» Entries provided:
◇ ◇ ◇ ◇ ◇ ◇ ◇

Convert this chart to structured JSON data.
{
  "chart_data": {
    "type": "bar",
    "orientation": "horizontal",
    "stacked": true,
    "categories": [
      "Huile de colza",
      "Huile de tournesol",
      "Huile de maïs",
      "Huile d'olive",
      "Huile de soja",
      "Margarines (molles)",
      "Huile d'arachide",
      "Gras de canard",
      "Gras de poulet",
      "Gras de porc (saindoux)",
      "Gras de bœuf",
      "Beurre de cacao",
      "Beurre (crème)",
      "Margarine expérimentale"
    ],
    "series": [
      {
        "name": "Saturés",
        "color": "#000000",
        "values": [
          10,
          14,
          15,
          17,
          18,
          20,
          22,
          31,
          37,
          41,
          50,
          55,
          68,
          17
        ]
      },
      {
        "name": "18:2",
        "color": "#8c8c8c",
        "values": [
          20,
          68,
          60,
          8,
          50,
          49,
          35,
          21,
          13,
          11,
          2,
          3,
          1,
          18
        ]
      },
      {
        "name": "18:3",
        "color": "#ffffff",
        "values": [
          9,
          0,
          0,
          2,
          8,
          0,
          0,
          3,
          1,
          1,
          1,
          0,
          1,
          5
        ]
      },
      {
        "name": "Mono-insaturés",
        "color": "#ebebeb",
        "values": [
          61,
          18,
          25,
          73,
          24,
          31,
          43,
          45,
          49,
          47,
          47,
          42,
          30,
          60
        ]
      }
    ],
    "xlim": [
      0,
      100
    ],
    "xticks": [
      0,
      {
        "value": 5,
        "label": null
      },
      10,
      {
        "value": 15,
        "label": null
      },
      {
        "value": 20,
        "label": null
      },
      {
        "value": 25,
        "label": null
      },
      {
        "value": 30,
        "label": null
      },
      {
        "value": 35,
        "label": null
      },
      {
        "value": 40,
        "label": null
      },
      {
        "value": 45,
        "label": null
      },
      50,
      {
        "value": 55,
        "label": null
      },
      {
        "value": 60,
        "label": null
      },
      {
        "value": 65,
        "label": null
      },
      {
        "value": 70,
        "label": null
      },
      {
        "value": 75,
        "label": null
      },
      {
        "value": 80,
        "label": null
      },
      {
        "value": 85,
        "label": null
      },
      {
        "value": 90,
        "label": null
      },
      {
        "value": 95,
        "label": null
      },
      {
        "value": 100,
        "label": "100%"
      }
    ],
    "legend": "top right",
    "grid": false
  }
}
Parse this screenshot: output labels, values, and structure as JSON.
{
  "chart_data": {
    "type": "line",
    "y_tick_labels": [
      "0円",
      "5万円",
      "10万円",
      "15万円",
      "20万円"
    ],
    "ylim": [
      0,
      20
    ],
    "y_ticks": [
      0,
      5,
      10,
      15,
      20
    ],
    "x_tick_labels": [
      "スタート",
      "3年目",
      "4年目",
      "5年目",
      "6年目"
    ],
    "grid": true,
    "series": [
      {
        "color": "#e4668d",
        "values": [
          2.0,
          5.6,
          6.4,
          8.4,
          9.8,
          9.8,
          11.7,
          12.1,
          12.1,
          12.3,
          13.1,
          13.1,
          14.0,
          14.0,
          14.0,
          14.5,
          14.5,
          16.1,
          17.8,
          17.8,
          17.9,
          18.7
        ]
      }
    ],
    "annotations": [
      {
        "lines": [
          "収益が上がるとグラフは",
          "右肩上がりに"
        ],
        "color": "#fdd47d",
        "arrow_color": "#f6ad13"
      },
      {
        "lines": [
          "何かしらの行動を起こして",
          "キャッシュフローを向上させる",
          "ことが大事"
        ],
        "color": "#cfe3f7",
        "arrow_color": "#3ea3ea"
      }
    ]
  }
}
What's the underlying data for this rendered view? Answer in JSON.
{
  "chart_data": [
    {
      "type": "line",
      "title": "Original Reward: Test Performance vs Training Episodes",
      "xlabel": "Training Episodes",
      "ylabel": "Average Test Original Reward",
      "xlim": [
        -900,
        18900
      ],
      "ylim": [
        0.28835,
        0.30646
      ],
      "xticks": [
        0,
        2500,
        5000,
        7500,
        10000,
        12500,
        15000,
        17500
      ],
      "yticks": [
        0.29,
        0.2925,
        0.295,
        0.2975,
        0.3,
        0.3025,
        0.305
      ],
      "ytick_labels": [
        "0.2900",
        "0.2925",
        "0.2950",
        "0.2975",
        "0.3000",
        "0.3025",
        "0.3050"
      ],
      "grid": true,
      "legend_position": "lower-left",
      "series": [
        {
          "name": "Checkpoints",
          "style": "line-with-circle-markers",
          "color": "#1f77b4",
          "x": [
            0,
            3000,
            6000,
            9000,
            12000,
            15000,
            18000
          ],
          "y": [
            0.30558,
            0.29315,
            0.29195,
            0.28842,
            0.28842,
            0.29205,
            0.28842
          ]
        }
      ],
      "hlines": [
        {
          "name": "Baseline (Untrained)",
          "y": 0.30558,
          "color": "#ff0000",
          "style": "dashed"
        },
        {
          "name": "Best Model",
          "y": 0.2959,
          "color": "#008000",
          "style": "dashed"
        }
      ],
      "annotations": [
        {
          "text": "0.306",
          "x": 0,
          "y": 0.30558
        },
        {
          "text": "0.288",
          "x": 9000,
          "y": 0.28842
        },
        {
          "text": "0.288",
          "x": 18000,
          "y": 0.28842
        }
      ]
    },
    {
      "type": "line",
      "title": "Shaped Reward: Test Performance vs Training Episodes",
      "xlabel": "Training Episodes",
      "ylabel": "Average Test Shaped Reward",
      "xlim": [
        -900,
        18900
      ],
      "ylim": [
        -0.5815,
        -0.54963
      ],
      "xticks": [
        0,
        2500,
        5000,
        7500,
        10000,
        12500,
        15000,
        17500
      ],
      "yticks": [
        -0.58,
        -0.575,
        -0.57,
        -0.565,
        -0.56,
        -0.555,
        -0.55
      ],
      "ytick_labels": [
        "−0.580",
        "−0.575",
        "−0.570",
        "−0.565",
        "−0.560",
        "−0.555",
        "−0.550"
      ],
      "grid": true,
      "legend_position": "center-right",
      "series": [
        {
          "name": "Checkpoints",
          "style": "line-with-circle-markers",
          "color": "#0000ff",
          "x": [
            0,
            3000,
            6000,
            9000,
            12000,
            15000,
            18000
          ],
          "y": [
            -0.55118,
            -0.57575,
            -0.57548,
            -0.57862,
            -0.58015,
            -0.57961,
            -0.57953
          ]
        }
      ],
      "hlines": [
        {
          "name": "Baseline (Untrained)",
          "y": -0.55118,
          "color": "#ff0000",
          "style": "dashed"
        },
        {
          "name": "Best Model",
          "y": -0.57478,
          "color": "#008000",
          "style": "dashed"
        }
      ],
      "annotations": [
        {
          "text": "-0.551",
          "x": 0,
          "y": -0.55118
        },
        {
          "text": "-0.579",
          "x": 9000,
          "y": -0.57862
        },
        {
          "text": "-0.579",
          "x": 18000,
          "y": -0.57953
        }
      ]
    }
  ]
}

◇ ◇ ◇ ◇ ◇ ◇ ◇

» The problem:
Write out the records shown above, exactly as they appear.

» Task response:
Convert this chart to structured JSON data.
{
  "chart_data": {
    "type": "bar",
    "orientation": "horizontal",
    "stacked": true,
    "categories": [
      "Huile de colza",
      "Huile de tournesol",
      "Huile de maïs",
      "Huile d'olive",
      "Huile de soja",
      "Margarines (molles)",
      "Huile d'arachide",
      "Gras de canard",
      "Gras de poulet",
      "Gras de porc (saindoux)",
      "Gras de bœuf",
      "Beurre de cacao",
      "Beurre (crème)",
      "Margarine expérimentale"
    ],
    "series": [
      {
        "name": "Saturés",
        "color": "#000000",
        "values": [
          10,
          14,
          15,
          17,
          18,
          20,
          22,
          31,
          37,
          41,
          50,
          55,
          68,
          17
        ]
      },
      {
        "name": "18:2",
        "color": "#8c8c8c",
        "values": [
          20,
          68,
          60,
          8,
          50,
          49,
          35,
          21,
          13,
          11,
          2,
          3,
          1,
          18
        ]
      },
      {
        "name": "18:3",
        "color": "#ffffff",
        "values": [
          9,
          0,
          0,
          2,
          8,
          0,
          0,
          3,
          1,
          1,
          1,
          0,
          1,
          5
        ]
      },
      {
        "name": "Mono-insaturés",
        "color": "#ebebeb",
        "values": [
          61,
          18,
          25,
          73,
          24,
          31,
          43,
          45,
          49,
          47,
          47,
          42,
          30,
          60
        ]
      }
    ],
    "xlim": [
      0,
      100
    ],
    "xticks": [
      0,
      {
        "value": 5,
        "label": null
      },
      10,
      {
        "value": 15,
        "label": null
      },
      {
        "value": 20,
        "label": null
      },
      {
        "value": 25,
        "label": null
      },
      {
        "value": 30,
        "label": null
      },
      {
        "value": 35,
        "label": null
      },
      {
        "value": 40,
        "label": null
      },
      {
        "value": 45,
        "label": null
      },
      50,
      {
        "value": 55,
        "label": null
      },
      {
        "value": 60,
        "label": null
      },
      {
        "value": 65,
        "label": null
      },
      {
        "value": 70,
        "label": null
      },
      {
        "value": 75,
        "label": null
      },
      {
        "value": 80,
        "label": null
      },
      {
        "value": 85,
        "label": null
      },
      {
        "value": 90,
        "label": null
      },
      {
        "value": 95,
        "label": null
      },
      {
        "value": 100,
        "label": "100%"
      }
    ],
    "legend": "top right",
    "grid": false
  }
}
Parse this screenshot: output labels, values, and structure as JSON.
{
  "chart_data": {
    "type": "line",
    "y_tick_labels": [
      "0円",
      "5万円",
      "10万円",
      "15万円",
      "20万円"
    ],
    "ylim": [
      0,
      20
    ],
    "y_ticks": [
      0,
      5,
      10,
      15,
      20
    ],
    "x_tick_labels": [
      "スタート",
      "3年目",
      "4年目",
      "5年目",
      "6年目"
    ],
    "grid": true,
    "series": [
      {
        "color": "#e4668d",
        "values": [
          2.0,
          5.6,
          6.4,
          8.4,
          9.8,
          9.8,
          11.7,
          12.1,
          12.1,
          12.3,
          13.1,
          13.1,
          14.0,
          14.0,
          14.0,
          14.5,
          14.5,
          16.1,
          17.8,
          17.8,
          17.9,
          18.7
        ]
      }
    ],
    "annotations": [
      {
        "lines": [
          "収益が上がるとグラフは",
          "右肩上がりに"
        ],
        "color": "#fdd47d",
        "arrow_color": "#f6ad13"
      },
      {
        "lines": [
          "何かしらの行動を起こして",
          "キャッシュフローを向上させる",
          "ことが大事"
        ],
        "color": "#cfe3f7",
        "arrow_color": "#3ea3ea"
      }
    ]
  }
}
What's the underlying data for this rendered view? Answer in JSON.
{
  "chart_data": [
    {
      "type": "line",
      "title": "Original Reward: Test Performance vs Training Episodes",
      "xlabel": "Training Episodes",
      "ylabel": "Average Test Original Reward",
      "xlim": [
        -900,
        18900
      ],
      "ylim": [
        0.28835,
        0.30646
      ],
      "xticks": [
        0,
        2500,
        5000,
        7500,
        10000,
        12500,
        15000,
        17500
      ],
      "yticks": [
        0.29,
        0.2925,
        0.295,
        0.2975,
        0.3,
        0.3025,
        0.305
      ],
      "ytick_labels": [
        "0.2900",
        "0.2925",
        "0.2950",
        "0.2975",
        "0.3000",
        "0.3025",
        "0.3050"
      ],
      "grid": true,
      "legend_position": "lower-left",
      "series": [
        {
          "name": "Checkpoints",
          "style": "line-with-circle-markers",
          "color": "#1f77b4",
          "x": [
            0,
            3000,
            6000,
            9000,
            12000,
            15000,
            18000
          ],
          "y": [
            0.30558,
            0.29315,
            0.29195,
            0.28842,
            0.28842,
            0.29205,
            0.28842
          ]
        }
      ],
      "hlines": [
        {
          "name": "Baseline (Untrained)",
          "y": 0.30558,
          "color": "#ff0000",
          "style": "dashed"
        },
        {
          "name": "Best Model",
          "y": 0.2959,
          "color": "#008000",
          "style": "dashed"
        }
      ],
      "annotations": [
        {
          "text": "0.306",
          "x": 0,
          "y": 0.30558
        },
        {
          "text": "0.288",
          "x": 9000,
          "y": 0.28842
        },
        {
          "text": "0.288",
          "x": 18000,
          "y": 0.28842
        }
      ]
    },
    {
      "type": "line",
      "title": "Shaped Reward: Test Performance vs Training Episodes",
      "xlabel": "Training Episodes",
      "ylabel": "Average Test Shaped Reward",
      "xlim": [
        -900,
        18900
      ],
      "ylim": [
        -0.5815,
        -0.54963
      ],
      "xticks": [
        0,
        2500,
        5000,
        7500,
        10000,
        12500,
        15000,
        17500
      ],
      "yticks": [
        -0.58,
        -0.575,
        -0.57,
        -0.565,
        -0.56,
        -0.555,
        -0.55
      ],
      "ytick_labels": [
        "−0.580",
        "−0.575",
        "−0.570",
        "−0.565",
        "−0.560",
        "−0.555",
        "−0.550"
      ],
      "grid": true,
      "legend_position": "center-right",
      "series": [
        {
          "name": "Checkpoints",
          "style": "line-with-circle-markers",
          "color": "#0000ff",
          "x": [
            0,
            3000,
            6000,
            9000,
            12000,
            15000,
            18000
          ],
          "y": [
            -0.55118,
            -0.57575,
            -0.57548,
            -0.57862,
            -0.58015,
            -0.57961,
            -0.57953
          ]
        }
      ],
      "hlines": [
        {
          "name": "Baseline (Untrained)",
          "y": -0.55118,
          "color": "#ff0000",
          "style": "dashed"
        },
        {
          "name": "Best Model",
          "y": -0.57478,
          "color": "#008000",
          "style": "dashed"
        }
      ],
      "annotations": [
        {
          "text": "-0.551",
          "x": 0,
          "y": -0.55118
        },
        {
          "text": "-0.579",
          "x": 9000,
          "y": -0.57862
        },
        {
          "text": "-0.579",
          "x": 18000,
          "y": -0.57953
        }
      ]
    }
  ]
}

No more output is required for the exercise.